> Selection
--------------------------------------------------

The land's history has its next-door neighbor, Kennesaw Mountain National Battlefield Park, working to scrounge up $2.7 million to buy land. That's the asking price sought by the Cherokee County tract's private owners, who have put the land up for sale.
The site was crossed by Union troops in 1864 as they launched a key skirmish in the Battle of Kennesaw Mountain during Gen. William T. Sherman's march to the sea.
"We have to get the money," said amateur historian Brad Quinlin, a regular visitor to the park. "That's why I want to preserve the land — to tell the stories of the men who fell in battle."
The tract is especially worth fetching, Quinlin says, now that the U.S. this year began marking the 150th anniversary of the Civil War.
The park's head ranger, William R. Johnson, says he agrees the National Park Service should buy the land and preserve it before it can be snatched up by developers.
"By putting it in the park, it becomes part of the battlefield," Johnson said. "It won't become something else."
The Kennesaw tract entered Civil War history in June 1864, when Sherman's army was pushing south from Tennessee toward Atlanta. In their path was Kennesaw Mountain and its heavy contingent of Confederate troops.
By holding the high ground, the Confederates were able to defeat the Union soldiers trying to claim Kennesaw Mountain. The Union lost about 3,000 troops in the battle, compared to about 1,000 Confederates.
The national park that now stands on the battle site averages about 1.5 million visitors each year.
Quinlin, a re-enactor in Civil War battles, says the tract being sold along Burnt Hickory Road is where Union Gen. Joseph Lightburn of West Virginia launched his assault in the 1864 effort to take the mountain.
After getting the blessing of the Kennesaw Mountain Historic Association, Quinlin visited Washington in May to urge Georgia lawmakers to lend support for buying the tract using the federal Land and Water Conservation Fund, which totaled $126 million in the last fiscal year.
The Kennesaw battlefield is in the district of Rep. Phil Gingrey, R-Ga., who says he'd like see park expand.
But the site is just one of many the National Park Service would like to buy, said agency spokesman Jeffrey Olson.
"There's a long, long list," Olson said. "It can take a long time to . . . get funding."

--------------------------------------------------

> Source excerpt
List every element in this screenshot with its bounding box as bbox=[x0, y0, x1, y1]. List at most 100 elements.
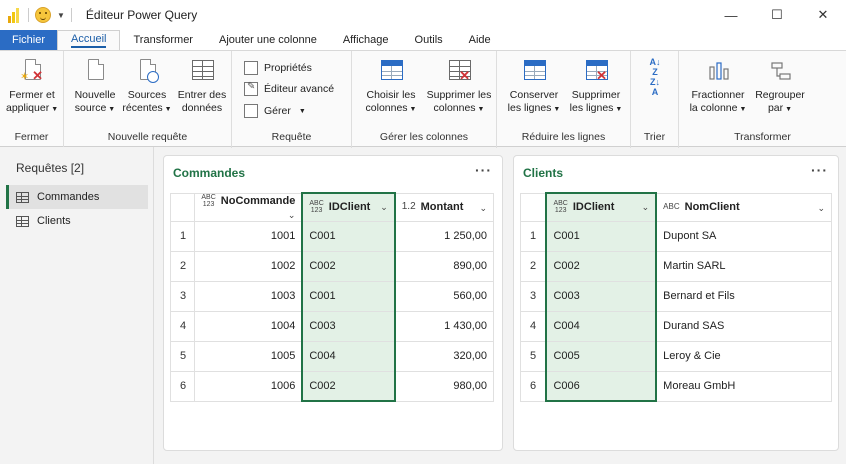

--------------------------------------------------

> What this exercise asks
(a) In the Kennesaw article, what asking price do the private owners seek for the Cherokee County tract?
(b) Please reproduce word for word the passage of the Kennesaw article that begins at the words "Quinlin, a re-enactor" and stops after "spokesman Jeffrey Olson.".

> Final answers
(a) $2.7 million

(b)
Quinlin, a re-enactor in Civil War battles, says the tract being sold along Burnt Hickory Road is where Union Gen. Joseph Lightburn of West Virginia launched his assault in the 1864 effort to take the mountain.
After getting the blessing of the Kennesaw Mountain Historic Association, Quinlin visited Washington in May to urge Georgia lawmakers to lend support for buying the tract using the federal Land and Water Conservation Fund, which totaled $126 million in the last fiscal year.
The Kennesaw battlefield is in the district of Rep. Phil Gingrey, R-Ga., who says he'd like see park expand.
But the site is just one of many the National Park Service would like to buy, said agency spokesman Jeffrey Olson.